TASK ->
Omit all pictures. Copy the rest of the material exactly.

Stored data:
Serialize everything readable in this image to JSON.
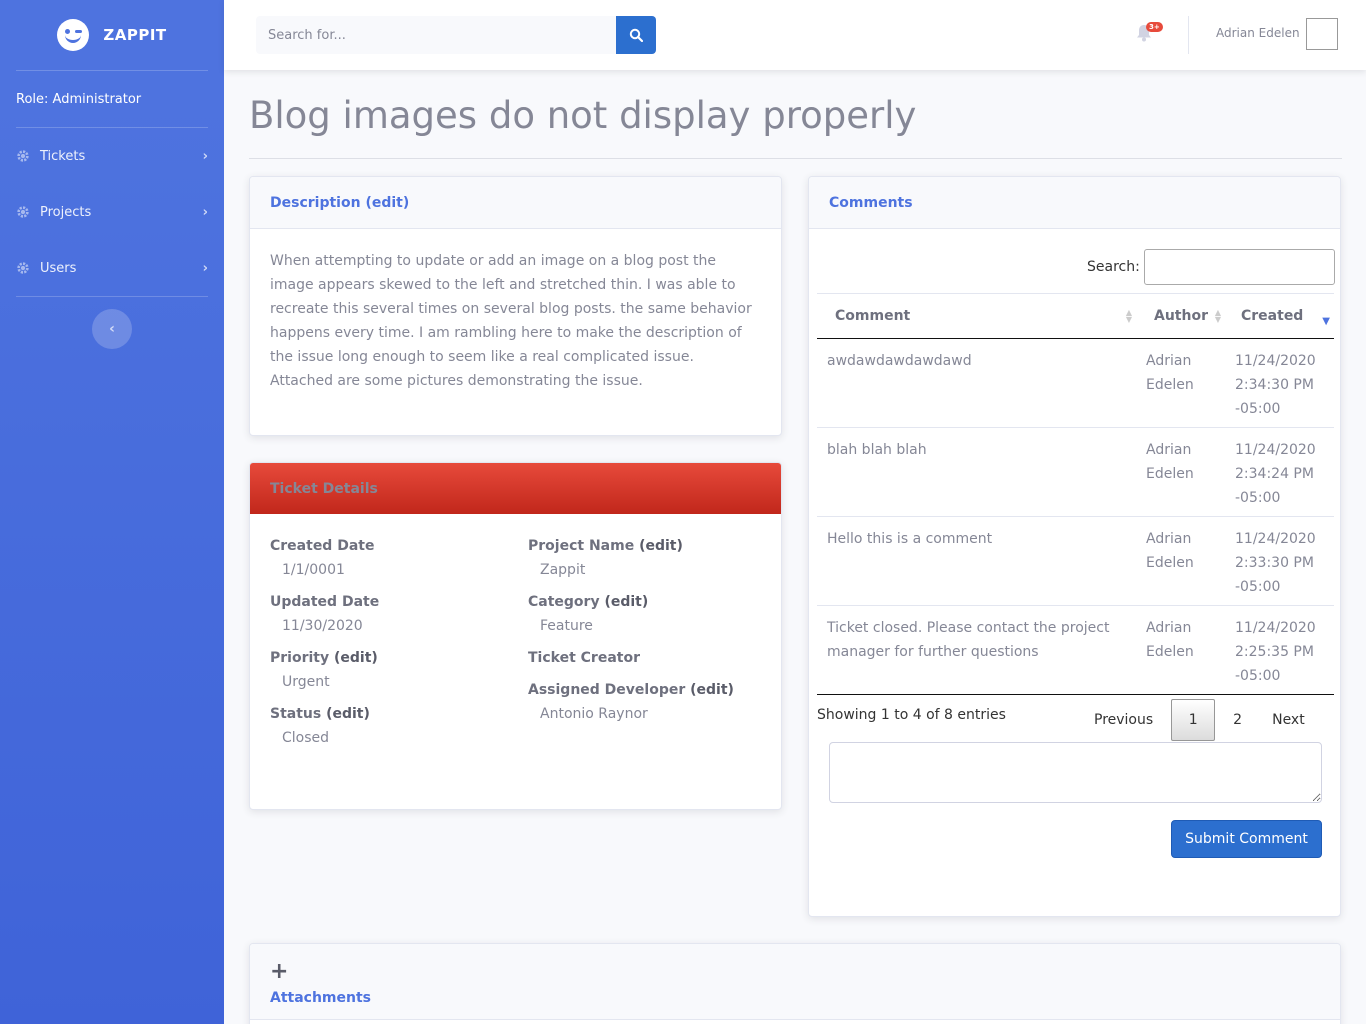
{
  "brand": {
    "name": "ZAPPIT"
  },
  "sidebar": {
    "role": "Role: Administrator",
    "items": [
      {
        "label": "Tickets",
        "icon": "gear-icon"
      },
      {
        "label": "Projects",
        "icon": "gear-icon"
      },
      {
        "label": "Users",
        "icon": "gear-icon"
      }
    ],
    "toggle_glyph": "‹"
  },
  "topbar": {
    "search_placeholder": "Search for...",
    "notification_count": "3+",
    "user_name": "Adrian Edelen"
  },
  "page": {
    "title": "Blog images do not display properly"
  },
  "description": {
    "heading": "Description",
    "edit": "(edit)",
    "text": "When attempting to update or add an image on a blog post the image appears skewed to the left and stretched thin. I was able to recreate this several times on several blog posts. the same behavior happens every time. I am rambling here to make the description of the issue long enough to seem like a real complicated issue. Attached are some pictures demonstrating the issue."
  },
  "details": {
    "heading": "Ticket Details",
    "created_label": "Created Date",
    "created_value": "1/1/0001",
    "updated_label": "Updated Date",
    "updated_value": "11/30/2020",
    "priority_label": "Priority",
    "priority_value": "Urgent",
    "status_label": "Status",
    "status_value": "Closed",
    "project_label": "Project Name",
    "project_value": "Zappit",
    "category_label": "Category",
    "category_value": "Feature",
    "creator_label": "Ticket Creator",
    "creator_value": "",
    "developer_label": "Assigned Developer",
    "developer_value": "Antonio Raynor",
    "edit": "(edit)"
  },
  "comments": {
    "heading": "Comments",
    "search_label": "Search:",
    "columns": [
      "Comment",
      "Author",
      "Created"
    ],
    "rows": [
      {
        "comment": "awdawdawdawdawd",
        "author": "Adrian Edelen",
        "created": "11/24/2020 2:34:30 PM -05:00"
      },
      {
        "comment": "blah blah blah",
        "author": "Adrian Edelen",
        "created": "11/24/2020 2:34:24 PM -05:00"
      },
      {
        "comment": "Hello this is a comment",
        "author": "Adrian Edelen",
        "created": "11/24/2020 2:33:30 PM -05:00"
      },
      {
        "comment": "Ticket closed. Please contact the project manager for further questions",
        "author": "Adrian Edelen",
        "created": "11/24/2020 2:25:35 PM -05:00"
      }
    ],
    "info": "Showing 1 to 4 of 8 entries",
    "previous": "Previous",
    "pages": [
      "1",
      "2"
    ],
    "next": "Next",
    "submit": "Submit Comment"
  },
  "attachments": {
    "plus": "+",
    "heading": "Attachments"
  },
  "colors": {
    "primary": "#4e73df",
    "button": "#2c6fcf",
    "danger": "#e74a3b"
  }
}
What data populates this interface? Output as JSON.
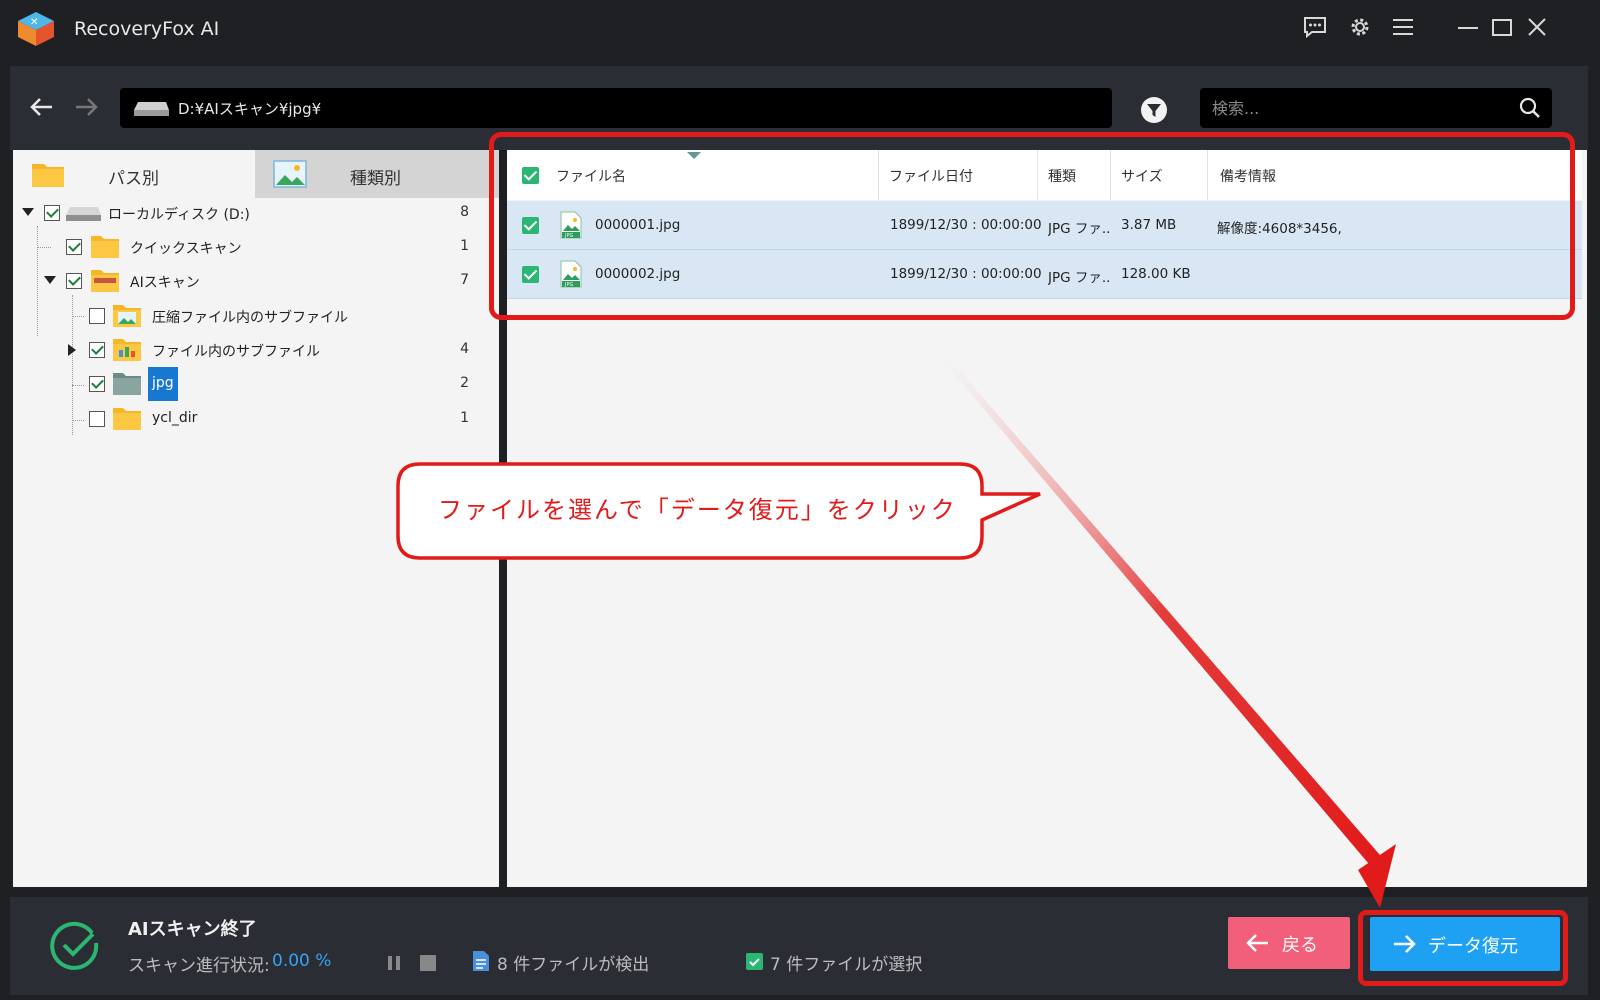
{
  "app": {
    "title": "RecoveryFox AI"
  },
  "nav": {
    "path": "D:¥AIスキャン¥jpg¥",
    "search_placeholder": "検索..."
  },
  "tabs": {
    "by_path": "パス別",
    "by_type": "種類別"
  },
  "tree": {
    "root": {
      "label": "ローカルディスク (D:)",
      "count": "8"
    },
    "quick": {
      "label": "クイックスキャン",
      "count": "1"
    },
    "ai": {
      "label": "AIスキャン",
      "count": "7"
    },
    "compressed": {
      "label": "圧縮ファイル内のサブファイル",
      "count": ""
    },
    "infile": {
      "label": "ファイル内のサブファイル",
      "count": "4"
    },
    "jpg": {
      "label": "jpg",
      "count": "2"
    },
    "ycl": {
      "label": "ycl_dir",
      "count": "1"
    }
  },
  "table": {
    "headers": {
      "name": "ファイル名",
      "date": "ファイル日付",
      "type": "種類",
      "size": "サイズ",
      "info": "備考情報"
    },
    "rows": [
      {
        "name": "0000001.jpg",
        "date": "1899/12/30 : 00:00:00",
        "type": "JPG ファ...",
        "size": "3.87 MB",
        "info": "解像度:4608*3456,"
      },
      {
        "name": "0000002.jpg",
        "date": "1899/12/30 : 00:00:00",
        "type": "JPG ファ...",
        "size": "128.00 KB",
        "info": ""
      }
    ]
  },
  "annotation": {
    "text": "ファイルを選んで「データ復元」をクリック",
    "color": "#e11a1a"
  },
  "status": {
    "title": "AIスキャン終了",
    "progress_label": "スキャン進行状況:",
    "progress_value": "0.00 %",
    "found": "8 件ファイルが検出",
    "selected": "7 件ファイルが選択"
  },
  "buttons": {
    "back": "戻る",
    "recover": "データ復元"
  },
  "colors": {
    "accent": "#1ea1f2",
    "back": "#f25f7a",
    "check": "#2bb673",
    "selection": "#1778d2"
  }
}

IN RESPONSE ->
Serialize everything readable in this image to JSON.
{
  "brand": {
    "name": "ZAPPIT"
  },
  "sidebar": {
    "role": "Role: Administrator",
    "items": [
      {
        "label": "Tickets",
        "icon": "gear-icon"
      },
      {
        "label": "Projects",
        "icon": "gear-icon"
      },
      {
        "label": "Users",
        "icon": "gear-icon"
      }
    ],
    "toggle_glyph": "‹"
  },
  "topbar": {
    "search_placeholder": "Search for...",
    "notification_count": "3+",
    "user_name": "Adrian Edelen"
  },
  "page": {
    "title": "Blog images do not display properly"
  },
  "description": {
    "heading": "Description",
    "edit": "(edit)",
    "text": "When attempting to update or add an image on a blog post the image appears skewed to the left and stretched thin. I was able to recreate this several times on several blog posts. the same behavior happens every time. I am rambling here to make the description of the issue long enough to seem like a real complicated issue. Attached are some pictures demonstrating the issue."
  },
  "details": {
    "heading": "Ticket Details",
    "created_label": "Created Date",
    "created_value": "1/1/0001",
    "updated_label": "Updated Date",
    "updated_value": "11/30/2020",
    "priority_label": "Priority",
    "priority_value": "Urgent",
    "status_label": "Status",
    "status_value": "Closed",
    "project_label": "Project Name",
    "project_value": "Zappit",
    "category_label": "Category",
    "category_value": "Feature",
    "creator_label": "Ticket Creator",
    "creator_value": "",
    "developer_label": "Assigned Developer",
    "developer_value": "Antonio Raynor",
    "edit": "(edit)"
  },
  "comments": {
    "heading": "Comments",
    "search_label": "Search:",
    "columns": [
      "Comment",
      "Author",
      "Created"
    ],
    "rows": [
      {
        "comment": "awdawdawdawdawd",
        "author": "Adrian Edelen",
        "created": "11/24/2020 2:34:30 PM -05:00"
      },
      {
        "comment": "blah blah blah",
        "author": "Adrian Edelen",
        "created": "11/24/2020 2:34:24 PM -05:00"
      },
      {
        "comment": "Hello this is a comment",
        "author": "Adrian Edelen",
        "created": "11/24/2020 2:33:30 PM -05:00"
      },
      {
        "comment": "Ticket closed. Please contact the project manager for further questions",
        "author": "Adrian Edelen",
        "created": "11/24/2020 2:25:35 PM -05:00"
      }
    ],
    "info": "Showing 1 to 4 of 8 entries",
    "previous": "Previous",
    "pages": [
      "1",
      "2"
    ],
    "next": "Next",
    "submit": "Submit Comment"
  },
  "attachments": {
    "plus": "+",
    "heading": "Attachments"
  },
  "colors": {
    "primary": "#4e73df",
    "button": "#2c6fcf",
    "danger": "#e74a3b"
  }
}
What data populates this interface? Output as JSON.
{
  "app": {
    "title": "RecoveryFox AI"
  },
  "nav": {
    "path": "D:¥AIスキャン¥jpg¥",
    "search_placeholder": "検索..."
  },
  "tabs": {
    "by_path": "パス別",
    "by_type": "種類別"
  },
  "tree": {
    "root": {
      "label": "ローカルディスク (D:)",
      "count": "8"
    },
    "quick": {
      "label": "クイックスキャン",
      "count": "1"
    },
    "ai": {
      "label": "AIスキャン",
      "count": "7"
    },
    "compressed": {
      "label": "圧縮ファイル内のサブファイル",
      "count": ""
    },
    "infile": {
      "label": "ファイル内のサブファイル",
      "count": "4"
    },
    "jpg": {
      "label": "jpg",
      "count": "2"
    },
    "ycl": {
      "label": "ycl_dir",
      "count": "1"
    }
  },
  "table": {
    "headers": {
      "name": "ファイル名",
      "date": "ファイル日付",
      "type": "種類",
      "size": "サイズ",
      "info": "備考情報"
    },
    "rows": [
      {
        "name": "0000001.jpg",
        "date": "1899/12/30 : 00:00:00",
        "type": "JPG ファ...",
        "size": "3.87 MB",
        "info": "解像度:4608*3456,"
      },
      {
        "name": "0000002.jpg",
        "date": "1899/12/30 : 00:00:00",
        "type": "JPG ファ...",
        "size": "128.00 KB",
        "info": ""
      }
    ]
  },
  "annotation": {
    "text": "ファイルを選んで「データ復元」をクリック",
    "color": "#e11a1a"
  },
  "status": {
    "title": "AIスキャン終了",
    "progress_label": "スキャン進行状況:",
    "progress_value": "0.00 %",
    "found": "8 件ファイルが検出",
    "selected": "7 件ファイルが選択"
  },
  "buttons": {
    "back": "戻る",
    "recover": "データ復元"
  },
  "colors": {
    "accent": "#1ea1f2",
    "back": "#f25f7a",
    "check": "#2bb673",
    "selection": "#1778d2"
  }
}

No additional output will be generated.